What you will do →
Every line that contains the word "object" should be copied.

Data rows →

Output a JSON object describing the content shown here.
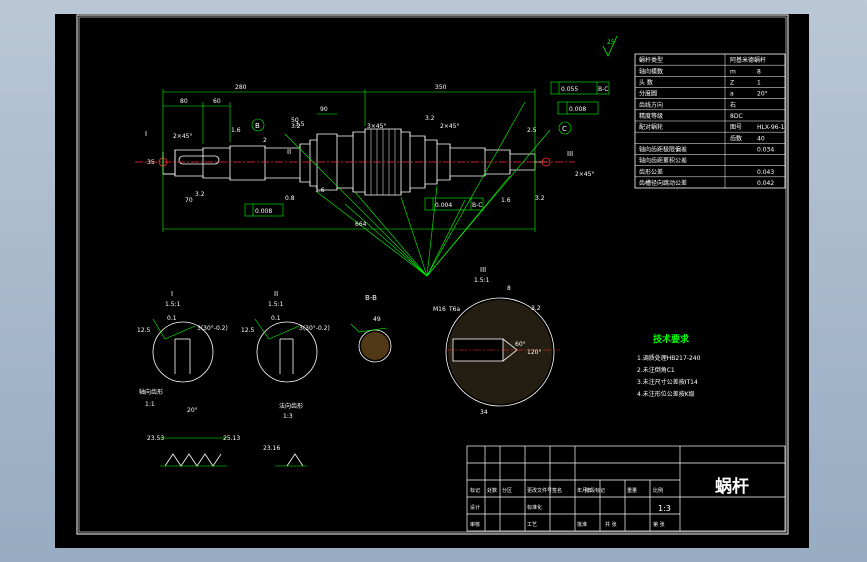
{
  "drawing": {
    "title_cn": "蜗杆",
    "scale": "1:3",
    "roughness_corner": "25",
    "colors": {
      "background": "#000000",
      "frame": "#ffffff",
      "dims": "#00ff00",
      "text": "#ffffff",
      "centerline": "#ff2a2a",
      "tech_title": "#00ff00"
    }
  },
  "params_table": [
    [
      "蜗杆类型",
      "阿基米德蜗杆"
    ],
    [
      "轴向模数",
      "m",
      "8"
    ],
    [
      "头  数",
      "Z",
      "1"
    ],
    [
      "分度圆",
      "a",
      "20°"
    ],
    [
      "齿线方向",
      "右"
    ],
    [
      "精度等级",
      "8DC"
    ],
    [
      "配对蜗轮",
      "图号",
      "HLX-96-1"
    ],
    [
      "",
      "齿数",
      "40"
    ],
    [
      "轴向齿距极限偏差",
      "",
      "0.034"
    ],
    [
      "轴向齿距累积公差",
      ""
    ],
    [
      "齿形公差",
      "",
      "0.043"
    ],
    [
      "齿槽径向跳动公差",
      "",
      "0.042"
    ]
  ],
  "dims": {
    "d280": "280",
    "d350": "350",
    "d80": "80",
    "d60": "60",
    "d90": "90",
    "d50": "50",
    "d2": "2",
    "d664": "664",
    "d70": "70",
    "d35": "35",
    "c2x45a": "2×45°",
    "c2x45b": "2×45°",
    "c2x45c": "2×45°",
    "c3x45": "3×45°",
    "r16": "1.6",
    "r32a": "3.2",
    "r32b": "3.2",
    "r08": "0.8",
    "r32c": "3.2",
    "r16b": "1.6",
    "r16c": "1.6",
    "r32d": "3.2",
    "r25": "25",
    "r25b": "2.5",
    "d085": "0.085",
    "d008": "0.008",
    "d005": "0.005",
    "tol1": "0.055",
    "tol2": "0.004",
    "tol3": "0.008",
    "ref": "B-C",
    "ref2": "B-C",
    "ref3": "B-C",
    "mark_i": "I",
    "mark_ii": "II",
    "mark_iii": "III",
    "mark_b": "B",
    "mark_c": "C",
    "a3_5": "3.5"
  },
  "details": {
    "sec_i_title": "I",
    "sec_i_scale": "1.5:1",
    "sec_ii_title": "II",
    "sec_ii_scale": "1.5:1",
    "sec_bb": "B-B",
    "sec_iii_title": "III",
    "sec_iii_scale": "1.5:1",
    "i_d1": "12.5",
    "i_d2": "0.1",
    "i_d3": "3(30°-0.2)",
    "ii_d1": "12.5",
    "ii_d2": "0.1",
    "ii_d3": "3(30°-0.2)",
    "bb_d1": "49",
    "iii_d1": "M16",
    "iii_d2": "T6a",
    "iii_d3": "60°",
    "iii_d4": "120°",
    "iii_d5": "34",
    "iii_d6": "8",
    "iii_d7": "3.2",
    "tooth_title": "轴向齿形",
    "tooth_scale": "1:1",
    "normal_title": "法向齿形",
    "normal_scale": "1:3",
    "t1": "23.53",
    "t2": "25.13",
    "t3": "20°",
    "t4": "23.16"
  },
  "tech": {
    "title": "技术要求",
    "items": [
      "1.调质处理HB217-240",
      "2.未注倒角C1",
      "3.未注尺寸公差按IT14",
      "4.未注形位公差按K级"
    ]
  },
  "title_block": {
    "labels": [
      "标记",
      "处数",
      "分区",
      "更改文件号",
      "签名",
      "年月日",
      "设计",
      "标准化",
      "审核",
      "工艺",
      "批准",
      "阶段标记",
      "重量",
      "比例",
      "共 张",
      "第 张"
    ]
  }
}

* * *

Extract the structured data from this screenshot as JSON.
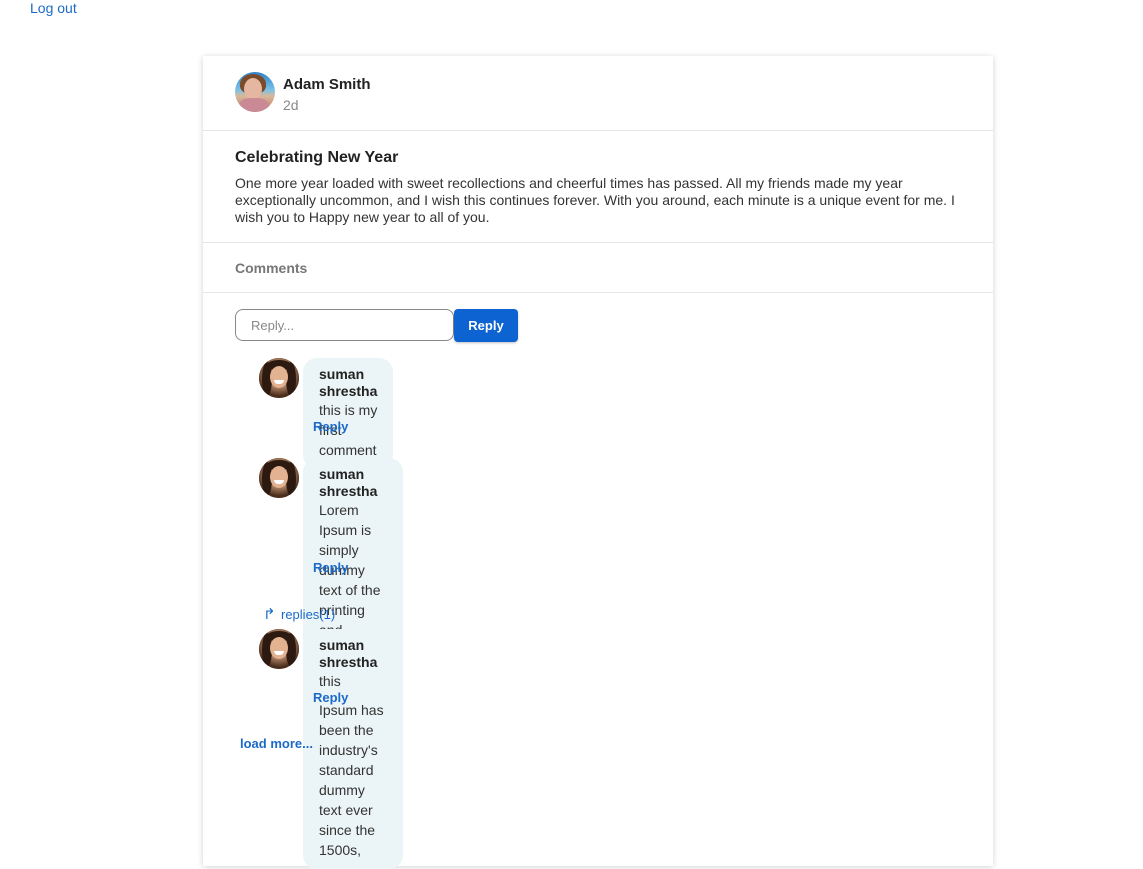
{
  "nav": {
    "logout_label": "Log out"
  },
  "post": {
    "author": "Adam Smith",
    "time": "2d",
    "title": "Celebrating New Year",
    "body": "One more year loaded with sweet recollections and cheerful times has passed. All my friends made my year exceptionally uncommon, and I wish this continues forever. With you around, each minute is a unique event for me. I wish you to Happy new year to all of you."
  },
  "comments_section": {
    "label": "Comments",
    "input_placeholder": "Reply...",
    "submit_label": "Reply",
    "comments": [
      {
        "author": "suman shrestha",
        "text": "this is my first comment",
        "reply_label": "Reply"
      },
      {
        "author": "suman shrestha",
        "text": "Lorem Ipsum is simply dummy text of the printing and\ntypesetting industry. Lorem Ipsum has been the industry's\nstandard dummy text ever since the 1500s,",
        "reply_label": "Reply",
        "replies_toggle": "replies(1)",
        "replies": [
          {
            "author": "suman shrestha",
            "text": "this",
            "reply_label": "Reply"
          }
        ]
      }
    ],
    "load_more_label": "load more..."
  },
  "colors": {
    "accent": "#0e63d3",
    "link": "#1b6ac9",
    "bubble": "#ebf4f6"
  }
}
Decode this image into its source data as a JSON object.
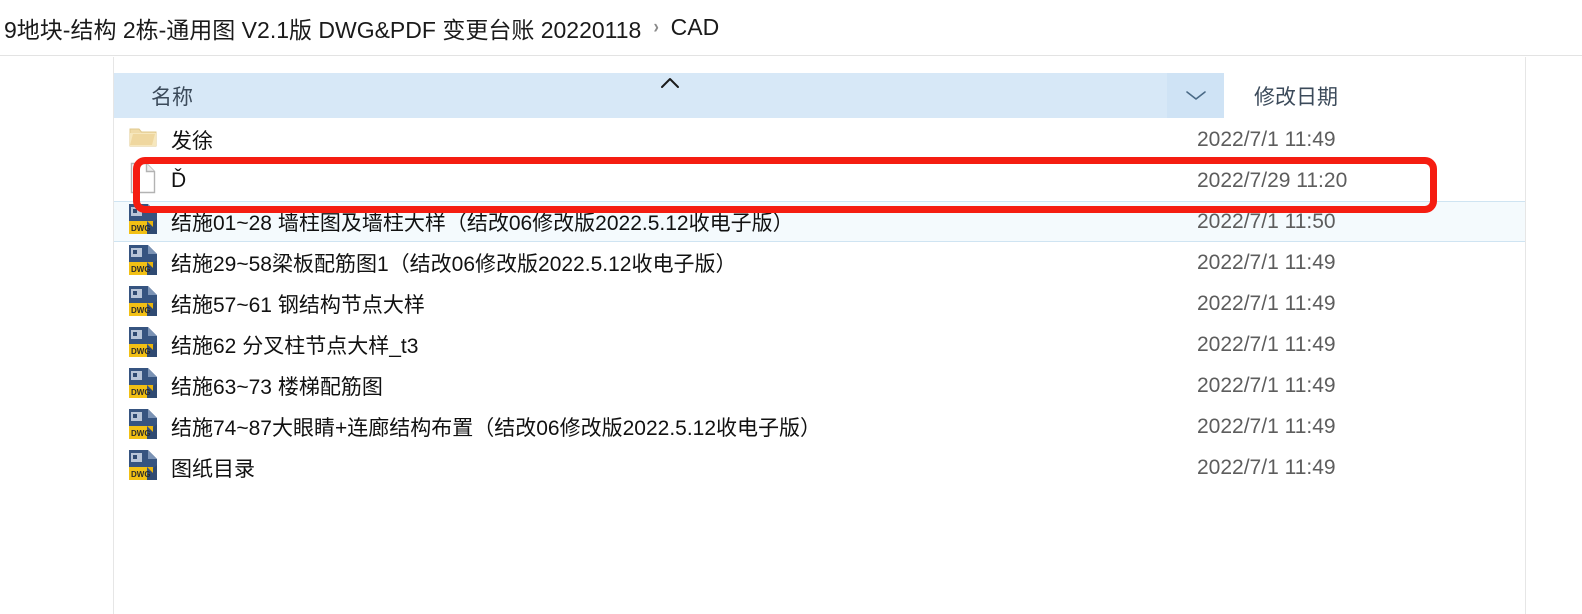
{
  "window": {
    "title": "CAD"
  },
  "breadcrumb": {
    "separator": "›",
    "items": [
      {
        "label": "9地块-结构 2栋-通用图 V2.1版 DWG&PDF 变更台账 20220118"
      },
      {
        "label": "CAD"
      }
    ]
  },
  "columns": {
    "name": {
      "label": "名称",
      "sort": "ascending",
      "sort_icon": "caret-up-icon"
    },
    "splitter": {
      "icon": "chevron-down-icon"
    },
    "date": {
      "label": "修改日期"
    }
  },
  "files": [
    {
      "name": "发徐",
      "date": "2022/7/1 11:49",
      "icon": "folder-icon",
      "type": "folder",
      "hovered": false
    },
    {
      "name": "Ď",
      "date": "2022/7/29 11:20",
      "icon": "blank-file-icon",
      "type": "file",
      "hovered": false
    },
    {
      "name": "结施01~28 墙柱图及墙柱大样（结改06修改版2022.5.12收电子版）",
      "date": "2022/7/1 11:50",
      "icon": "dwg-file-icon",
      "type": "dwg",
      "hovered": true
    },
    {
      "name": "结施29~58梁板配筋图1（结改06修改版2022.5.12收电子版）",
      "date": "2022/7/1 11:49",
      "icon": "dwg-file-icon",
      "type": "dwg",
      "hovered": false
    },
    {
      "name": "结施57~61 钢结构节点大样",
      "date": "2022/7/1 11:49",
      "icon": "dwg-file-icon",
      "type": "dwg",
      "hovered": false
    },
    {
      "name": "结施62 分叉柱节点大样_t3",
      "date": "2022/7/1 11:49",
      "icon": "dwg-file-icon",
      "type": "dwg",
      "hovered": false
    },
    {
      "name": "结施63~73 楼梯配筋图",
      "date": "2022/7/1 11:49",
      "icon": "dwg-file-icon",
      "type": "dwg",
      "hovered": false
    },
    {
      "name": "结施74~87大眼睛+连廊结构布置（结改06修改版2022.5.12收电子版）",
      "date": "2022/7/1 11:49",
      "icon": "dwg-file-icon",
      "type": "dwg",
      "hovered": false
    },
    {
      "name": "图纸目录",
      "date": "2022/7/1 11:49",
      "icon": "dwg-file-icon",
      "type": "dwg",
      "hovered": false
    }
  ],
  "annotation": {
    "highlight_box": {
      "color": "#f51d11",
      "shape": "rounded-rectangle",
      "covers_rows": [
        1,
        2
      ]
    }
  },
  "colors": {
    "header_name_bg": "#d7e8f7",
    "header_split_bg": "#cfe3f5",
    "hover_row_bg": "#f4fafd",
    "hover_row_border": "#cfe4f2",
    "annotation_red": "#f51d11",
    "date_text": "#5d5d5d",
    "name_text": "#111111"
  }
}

Finished task →
Output a JSON object describing the content shown here.
Decode this image into its source data as a JSON object.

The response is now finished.